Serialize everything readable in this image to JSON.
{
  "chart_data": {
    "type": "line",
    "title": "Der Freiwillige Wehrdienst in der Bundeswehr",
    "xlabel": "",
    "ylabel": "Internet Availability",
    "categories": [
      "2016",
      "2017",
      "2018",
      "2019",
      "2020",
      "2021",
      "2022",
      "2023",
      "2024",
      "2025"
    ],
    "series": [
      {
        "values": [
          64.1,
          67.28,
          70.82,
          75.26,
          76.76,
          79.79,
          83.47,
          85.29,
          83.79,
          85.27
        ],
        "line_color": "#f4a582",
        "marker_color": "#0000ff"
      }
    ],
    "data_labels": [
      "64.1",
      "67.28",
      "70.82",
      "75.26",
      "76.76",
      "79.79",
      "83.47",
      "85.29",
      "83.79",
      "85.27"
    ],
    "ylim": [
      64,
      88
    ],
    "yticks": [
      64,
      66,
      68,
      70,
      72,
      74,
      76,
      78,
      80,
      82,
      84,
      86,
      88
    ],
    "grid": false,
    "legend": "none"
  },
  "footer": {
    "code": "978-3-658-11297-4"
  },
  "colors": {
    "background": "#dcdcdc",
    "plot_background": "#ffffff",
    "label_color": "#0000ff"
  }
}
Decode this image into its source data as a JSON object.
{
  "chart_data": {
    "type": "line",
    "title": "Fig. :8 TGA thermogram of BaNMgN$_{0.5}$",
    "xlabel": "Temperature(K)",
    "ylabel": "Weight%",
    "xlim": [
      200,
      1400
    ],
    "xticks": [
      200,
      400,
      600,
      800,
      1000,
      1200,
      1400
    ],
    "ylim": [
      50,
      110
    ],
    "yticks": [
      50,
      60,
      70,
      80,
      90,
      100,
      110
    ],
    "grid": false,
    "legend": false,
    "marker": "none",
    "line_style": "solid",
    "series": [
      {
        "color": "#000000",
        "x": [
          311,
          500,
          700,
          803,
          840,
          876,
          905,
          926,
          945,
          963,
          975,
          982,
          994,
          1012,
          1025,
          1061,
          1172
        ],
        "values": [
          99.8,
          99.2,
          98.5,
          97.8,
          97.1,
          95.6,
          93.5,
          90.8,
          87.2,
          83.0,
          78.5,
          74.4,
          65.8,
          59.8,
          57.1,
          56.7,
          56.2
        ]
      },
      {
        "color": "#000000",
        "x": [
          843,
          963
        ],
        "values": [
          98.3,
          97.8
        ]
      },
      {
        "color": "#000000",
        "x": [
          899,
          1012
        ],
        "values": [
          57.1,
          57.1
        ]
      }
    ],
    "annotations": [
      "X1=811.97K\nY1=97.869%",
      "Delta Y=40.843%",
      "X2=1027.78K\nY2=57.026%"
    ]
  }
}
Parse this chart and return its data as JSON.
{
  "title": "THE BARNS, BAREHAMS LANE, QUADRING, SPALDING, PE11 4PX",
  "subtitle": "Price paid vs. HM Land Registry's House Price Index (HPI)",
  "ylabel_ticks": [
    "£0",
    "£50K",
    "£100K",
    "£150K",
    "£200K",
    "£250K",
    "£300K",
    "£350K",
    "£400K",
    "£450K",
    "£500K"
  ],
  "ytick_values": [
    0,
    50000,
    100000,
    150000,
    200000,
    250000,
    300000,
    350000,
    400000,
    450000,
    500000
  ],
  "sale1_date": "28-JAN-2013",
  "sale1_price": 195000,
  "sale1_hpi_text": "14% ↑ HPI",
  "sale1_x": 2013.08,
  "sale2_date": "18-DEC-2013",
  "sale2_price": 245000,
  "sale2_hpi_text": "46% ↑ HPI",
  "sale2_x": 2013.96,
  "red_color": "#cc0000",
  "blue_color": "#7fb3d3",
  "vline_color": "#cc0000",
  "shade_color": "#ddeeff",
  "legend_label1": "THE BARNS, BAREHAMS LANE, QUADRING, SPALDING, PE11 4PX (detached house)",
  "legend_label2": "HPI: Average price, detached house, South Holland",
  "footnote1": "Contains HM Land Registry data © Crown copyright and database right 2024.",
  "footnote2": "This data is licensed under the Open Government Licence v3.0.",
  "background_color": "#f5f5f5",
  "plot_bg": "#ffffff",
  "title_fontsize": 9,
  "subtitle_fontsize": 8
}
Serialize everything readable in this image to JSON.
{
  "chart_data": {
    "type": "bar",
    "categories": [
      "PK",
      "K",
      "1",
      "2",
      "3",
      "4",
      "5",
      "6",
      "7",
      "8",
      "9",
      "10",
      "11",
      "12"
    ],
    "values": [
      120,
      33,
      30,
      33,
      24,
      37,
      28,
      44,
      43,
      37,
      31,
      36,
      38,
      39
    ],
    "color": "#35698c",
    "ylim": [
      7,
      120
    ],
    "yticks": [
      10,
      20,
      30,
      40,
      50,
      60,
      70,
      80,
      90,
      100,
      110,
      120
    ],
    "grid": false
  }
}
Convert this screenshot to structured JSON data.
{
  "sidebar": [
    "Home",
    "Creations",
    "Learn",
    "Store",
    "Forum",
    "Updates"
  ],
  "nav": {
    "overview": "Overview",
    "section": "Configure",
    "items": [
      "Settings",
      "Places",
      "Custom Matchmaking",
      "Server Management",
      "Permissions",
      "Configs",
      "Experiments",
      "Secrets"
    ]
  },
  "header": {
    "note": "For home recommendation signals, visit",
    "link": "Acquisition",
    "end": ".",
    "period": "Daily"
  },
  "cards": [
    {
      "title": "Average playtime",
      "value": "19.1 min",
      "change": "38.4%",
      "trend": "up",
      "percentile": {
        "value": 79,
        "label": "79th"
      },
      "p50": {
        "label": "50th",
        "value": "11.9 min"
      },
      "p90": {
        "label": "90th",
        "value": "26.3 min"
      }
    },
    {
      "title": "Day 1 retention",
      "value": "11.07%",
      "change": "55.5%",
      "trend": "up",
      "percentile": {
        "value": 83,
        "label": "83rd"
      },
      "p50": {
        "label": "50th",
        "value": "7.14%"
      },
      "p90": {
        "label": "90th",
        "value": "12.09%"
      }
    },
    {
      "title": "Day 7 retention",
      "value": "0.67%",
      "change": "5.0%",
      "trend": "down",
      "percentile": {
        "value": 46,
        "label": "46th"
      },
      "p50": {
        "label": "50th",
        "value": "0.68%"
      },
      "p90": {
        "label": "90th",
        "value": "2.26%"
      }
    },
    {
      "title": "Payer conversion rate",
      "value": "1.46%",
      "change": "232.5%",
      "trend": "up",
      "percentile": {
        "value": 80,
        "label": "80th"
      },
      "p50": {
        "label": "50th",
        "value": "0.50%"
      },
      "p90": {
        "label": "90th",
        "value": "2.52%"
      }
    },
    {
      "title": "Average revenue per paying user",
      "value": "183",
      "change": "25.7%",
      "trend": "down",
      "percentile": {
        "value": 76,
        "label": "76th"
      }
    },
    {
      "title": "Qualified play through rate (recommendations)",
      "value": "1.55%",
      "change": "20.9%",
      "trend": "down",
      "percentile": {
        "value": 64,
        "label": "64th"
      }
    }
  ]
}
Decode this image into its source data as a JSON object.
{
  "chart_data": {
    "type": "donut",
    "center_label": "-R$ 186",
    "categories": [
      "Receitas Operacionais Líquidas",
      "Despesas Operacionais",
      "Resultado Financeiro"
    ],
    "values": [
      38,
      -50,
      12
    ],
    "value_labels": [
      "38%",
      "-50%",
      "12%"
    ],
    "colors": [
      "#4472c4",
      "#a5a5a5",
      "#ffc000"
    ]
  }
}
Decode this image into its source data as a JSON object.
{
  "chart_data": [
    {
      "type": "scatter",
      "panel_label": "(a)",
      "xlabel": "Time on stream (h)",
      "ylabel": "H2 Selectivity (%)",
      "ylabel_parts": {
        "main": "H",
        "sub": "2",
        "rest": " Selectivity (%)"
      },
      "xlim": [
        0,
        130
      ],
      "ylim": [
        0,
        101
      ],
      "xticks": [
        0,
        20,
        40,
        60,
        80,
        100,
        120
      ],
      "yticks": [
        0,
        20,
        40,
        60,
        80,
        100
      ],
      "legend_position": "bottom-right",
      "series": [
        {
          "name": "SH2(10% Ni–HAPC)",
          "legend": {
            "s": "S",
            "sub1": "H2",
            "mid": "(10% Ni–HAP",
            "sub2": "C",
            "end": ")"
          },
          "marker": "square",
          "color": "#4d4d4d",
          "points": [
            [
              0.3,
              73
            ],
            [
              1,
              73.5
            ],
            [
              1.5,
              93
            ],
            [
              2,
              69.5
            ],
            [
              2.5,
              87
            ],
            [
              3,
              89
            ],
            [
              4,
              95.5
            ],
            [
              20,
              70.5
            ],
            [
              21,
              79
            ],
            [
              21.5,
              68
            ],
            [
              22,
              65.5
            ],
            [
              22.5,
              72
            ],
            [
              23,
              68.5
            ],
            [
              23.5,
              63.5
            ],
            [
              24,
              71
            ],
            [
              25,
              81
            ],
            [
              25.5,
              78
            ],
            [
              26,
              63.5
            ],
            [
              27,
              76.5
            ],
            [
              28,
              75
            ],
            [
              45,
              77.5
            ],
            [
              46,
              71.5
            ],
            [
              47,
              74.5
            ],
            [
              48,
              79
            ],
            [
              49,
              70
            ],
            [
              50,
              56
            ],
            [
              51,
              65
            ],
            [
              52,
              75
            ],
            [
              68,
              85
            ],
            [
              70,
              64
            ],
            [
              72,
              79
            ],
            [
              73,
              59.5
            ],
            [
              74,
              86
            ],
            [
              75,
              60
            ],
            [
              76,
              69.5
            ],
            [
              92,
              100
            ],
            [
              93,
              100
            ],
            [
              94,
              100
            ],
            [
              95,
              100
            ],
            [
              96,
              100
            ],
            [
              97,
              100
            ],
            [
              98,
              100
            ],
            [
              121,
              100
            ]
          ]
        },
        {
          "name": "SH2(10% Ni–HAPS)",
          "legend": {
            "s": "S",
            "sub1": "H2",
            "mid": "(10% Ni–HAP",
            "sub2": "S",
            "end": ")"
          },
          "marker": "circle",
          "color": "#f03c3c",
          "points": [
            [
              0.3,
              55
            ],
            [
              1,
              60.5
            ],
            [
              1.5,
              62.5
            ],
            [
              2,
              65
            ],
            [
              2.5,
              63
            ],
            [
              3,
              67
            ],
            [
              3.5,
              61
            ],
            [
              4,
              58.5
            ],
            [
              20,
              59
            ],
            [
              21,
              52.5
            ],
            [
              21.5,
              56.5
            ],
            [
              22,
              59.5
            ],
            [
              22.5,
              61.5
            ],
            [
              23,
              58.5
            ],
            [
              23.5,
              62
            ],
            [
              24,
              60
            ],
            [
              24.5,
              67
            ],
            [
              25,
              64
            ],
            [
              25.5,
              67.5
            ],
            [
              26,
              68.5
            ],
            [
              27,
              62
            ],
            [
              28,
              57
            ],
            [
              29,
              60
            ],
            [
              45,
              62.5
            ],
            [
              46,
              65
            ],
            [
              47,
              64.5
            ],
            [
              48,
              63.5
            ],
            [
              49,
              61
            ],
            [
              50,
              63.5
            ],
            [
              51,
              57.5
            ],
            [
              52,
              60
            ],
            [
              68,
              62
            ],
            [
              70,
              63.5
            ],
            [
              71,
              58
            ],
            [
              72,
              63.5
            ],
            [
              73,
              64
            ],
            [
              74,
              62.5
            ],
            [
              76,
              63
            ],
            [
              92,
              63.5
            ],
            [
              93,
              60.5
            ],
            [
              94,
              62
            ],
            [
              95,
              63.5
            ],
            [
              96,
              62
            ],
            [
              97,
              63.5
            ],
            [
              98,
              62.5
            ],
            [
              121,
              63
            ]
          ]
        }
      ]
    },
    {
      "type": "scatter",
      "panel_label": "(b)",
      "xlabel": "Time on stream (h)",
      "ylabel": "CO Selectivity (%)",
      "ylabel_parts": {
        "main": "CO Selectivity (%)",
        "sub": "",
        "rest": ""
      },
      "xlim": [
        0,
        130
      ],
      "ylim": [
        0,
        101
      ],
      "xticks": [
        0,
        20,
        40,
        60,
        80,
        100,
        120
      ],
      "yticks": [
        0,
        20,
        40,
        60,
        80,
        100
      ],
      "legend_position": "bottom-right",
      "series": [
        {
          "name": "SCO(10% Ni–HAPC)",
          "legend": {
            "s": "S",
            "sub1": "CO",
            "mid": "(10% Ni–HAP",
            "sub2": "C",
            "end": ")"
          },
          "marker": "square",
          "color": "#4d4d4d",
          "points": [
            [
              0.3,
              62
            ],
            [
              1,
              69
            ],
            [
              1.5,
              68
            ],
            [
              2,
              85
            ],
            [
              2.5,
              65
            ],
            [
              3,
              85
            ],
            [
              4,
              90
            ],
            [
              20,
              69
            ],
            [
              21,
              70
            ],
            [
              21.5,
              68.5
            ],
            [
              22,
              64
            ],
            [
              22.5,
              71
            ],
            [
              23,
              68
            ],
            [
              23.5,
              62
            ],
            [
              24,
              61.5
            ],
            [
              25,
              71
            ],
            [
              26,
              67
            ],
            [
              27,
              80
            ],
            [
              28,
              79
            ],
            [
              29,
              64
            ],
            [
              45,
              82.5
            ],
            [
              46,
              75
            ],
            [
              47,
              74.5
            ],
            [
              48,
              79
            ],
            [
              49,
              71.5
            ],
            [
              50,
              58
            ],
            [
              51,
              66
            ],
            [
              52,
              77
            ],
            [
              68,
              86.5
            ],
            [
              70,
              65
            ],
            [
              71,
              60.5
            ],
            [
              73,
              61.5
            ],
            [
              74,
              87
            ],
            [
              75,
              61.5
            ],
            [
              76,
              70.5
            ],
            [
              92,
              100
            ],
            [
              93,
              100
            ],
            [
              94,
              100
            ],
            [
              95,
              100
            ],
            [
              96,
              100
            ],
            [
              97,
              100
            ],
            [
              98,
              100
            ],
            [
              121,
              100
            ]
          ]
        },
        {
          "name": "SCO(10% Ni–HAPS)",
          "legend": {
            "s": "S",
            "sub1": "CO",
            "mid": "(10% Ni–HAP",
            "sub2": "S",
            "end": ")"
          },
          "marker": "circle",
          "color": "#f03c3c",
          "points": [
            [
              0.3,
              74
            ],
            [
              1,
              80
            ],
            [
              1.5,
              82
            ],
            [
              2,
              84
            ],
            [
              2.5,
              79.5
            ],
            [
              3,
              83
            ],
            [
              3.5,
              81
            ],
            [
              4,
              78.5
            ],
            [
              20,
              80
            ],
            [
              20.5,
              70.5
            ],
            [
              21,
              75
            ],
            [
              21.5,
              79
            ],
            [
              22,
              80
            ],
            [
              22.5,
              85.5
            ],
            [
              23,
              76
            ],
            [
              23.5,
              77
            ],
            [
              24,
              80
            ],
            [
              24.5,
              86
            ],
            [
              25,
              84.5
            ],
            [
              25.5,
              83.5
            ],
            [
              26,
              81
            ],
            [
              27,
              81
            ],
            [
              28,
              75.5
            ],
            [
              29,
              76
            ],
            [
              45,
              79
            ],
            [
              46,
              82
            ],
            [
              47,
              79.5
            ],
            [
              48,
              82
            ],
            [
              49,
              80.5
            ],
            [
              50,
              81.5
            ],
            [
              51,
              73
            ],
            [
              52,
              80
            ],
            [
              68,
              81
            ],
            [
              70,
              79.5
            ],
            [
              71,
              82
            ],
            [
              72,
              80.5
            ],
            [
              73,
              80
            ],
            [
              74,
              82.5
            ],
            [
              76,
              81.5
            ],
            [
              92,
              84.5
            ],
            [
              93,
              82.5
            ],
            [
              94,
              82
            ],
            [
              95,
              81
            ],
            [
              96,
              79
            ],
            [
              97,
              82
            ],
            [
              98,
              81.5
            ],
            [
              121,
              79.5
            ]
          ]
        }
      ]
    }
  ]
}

● **AIM OF THE EXERCISE**
Lines holding the word "LANE" should be counted across the entries; state only how many there are.

● **CORRECT RESPONSE**
2